--- Start of STORED DATA ---

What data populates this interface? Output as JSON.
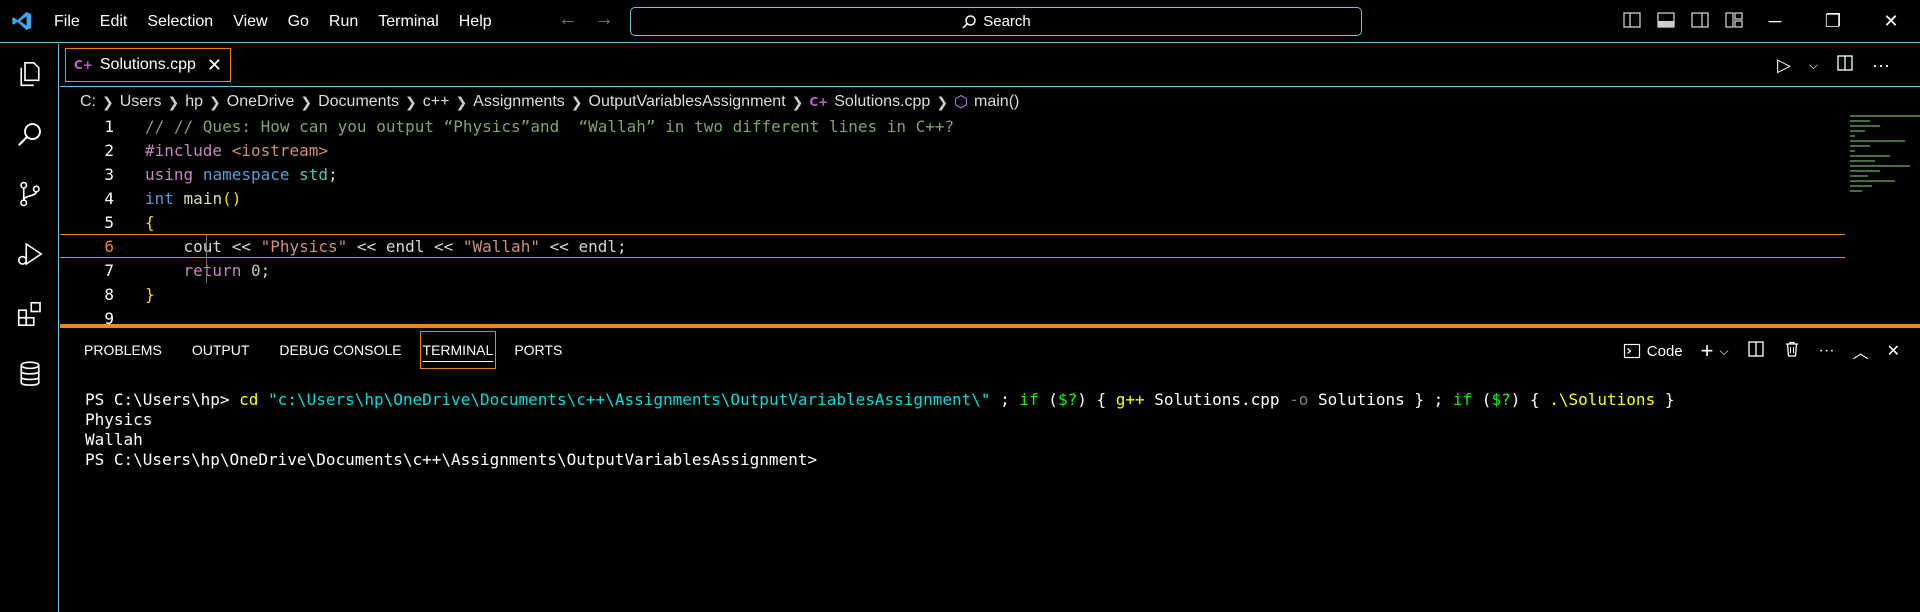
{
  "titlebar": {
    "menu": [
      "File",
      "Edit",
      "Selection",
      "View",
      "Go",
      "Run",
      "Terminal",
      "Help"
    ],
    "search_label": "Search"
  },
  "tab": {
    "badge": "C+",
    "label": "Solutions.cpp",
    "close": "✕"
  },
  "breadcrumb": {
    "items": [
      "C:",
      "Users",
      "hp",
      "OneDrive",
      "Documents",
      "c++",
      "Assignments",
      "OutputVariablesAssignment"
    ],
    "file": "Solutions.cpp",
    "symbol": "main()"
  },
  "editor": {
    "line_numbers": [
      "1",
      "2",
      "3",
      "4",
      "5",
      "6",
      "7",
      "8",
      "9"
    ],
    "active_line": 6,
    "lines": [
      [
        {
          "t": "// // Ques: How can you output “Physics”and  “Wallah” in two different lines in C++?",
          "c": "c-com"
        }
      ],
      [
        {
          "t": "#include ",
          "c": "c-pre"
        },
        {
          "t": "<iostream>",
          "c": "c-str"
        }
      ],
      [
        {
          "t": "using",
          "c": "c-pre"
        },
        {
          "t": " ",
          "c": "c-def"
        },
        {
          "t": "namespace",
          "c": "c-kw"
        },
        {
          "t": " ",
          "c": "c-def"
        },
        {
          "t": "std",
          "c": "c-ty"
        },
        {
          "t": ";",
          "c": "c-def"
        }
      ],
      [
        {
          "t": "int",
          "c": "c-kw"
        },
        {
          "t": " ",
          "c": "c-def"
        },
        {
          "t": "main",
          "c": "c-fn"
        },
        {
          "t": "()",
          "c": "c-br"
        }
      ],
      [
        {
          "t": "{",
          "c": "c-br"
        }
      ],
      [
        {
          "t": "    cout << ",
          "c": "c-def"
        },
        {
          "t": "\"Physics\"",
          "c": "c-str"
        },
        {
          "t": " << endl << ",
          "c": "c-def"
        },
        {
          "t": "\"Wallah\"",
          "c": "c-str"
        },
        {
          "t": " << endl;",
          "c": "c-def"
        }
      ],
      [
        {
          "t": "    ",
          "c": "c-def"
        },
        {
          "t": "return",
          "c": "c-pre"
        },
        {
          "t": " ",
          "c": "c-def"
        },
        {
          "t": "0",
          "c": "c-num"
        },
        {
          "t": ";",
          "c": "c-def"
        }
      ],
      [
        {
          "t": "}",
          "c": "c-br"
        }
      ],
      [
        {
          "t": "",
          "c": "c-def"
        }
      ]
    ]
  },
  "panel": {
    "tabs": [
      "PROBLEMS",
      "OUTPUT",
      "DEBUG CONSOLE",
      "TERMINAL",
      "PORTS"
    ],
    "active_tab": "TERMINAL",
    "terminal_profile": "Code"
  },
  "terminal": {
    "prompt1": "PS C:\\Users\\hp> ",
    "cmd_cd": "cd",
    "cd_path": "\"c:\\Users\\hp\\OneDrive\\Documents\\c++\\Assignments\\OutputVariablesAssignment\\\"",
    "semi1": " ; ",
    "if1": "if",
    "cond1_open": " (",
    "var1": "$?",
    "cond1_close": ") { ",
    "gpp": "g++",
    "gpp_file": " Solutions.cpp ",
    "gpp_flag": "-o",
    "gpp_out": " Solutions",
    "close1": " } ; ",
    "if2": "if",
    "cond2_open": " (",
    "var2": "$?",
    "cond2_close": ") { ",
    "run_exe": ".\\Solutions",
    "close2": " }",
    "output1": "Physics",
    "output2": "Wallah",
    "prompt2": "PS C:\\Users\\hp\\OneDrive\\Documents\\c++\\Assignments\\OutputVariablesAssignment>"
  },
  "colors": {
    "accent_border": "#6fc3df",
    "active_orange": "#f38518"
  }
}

--- End of STORED DATA ---

EXERCISE DIRECTIONS –
Only lines holding the string "Wallah" are wanted; gather each one from the entries above.

RESPONSE BELOW –
          "t": "// // Ques: How can you output “Physics”and  “Wallah” in two different lines in C++?",
          "t": "\"Wallah\"",
    "output2": "Wallah",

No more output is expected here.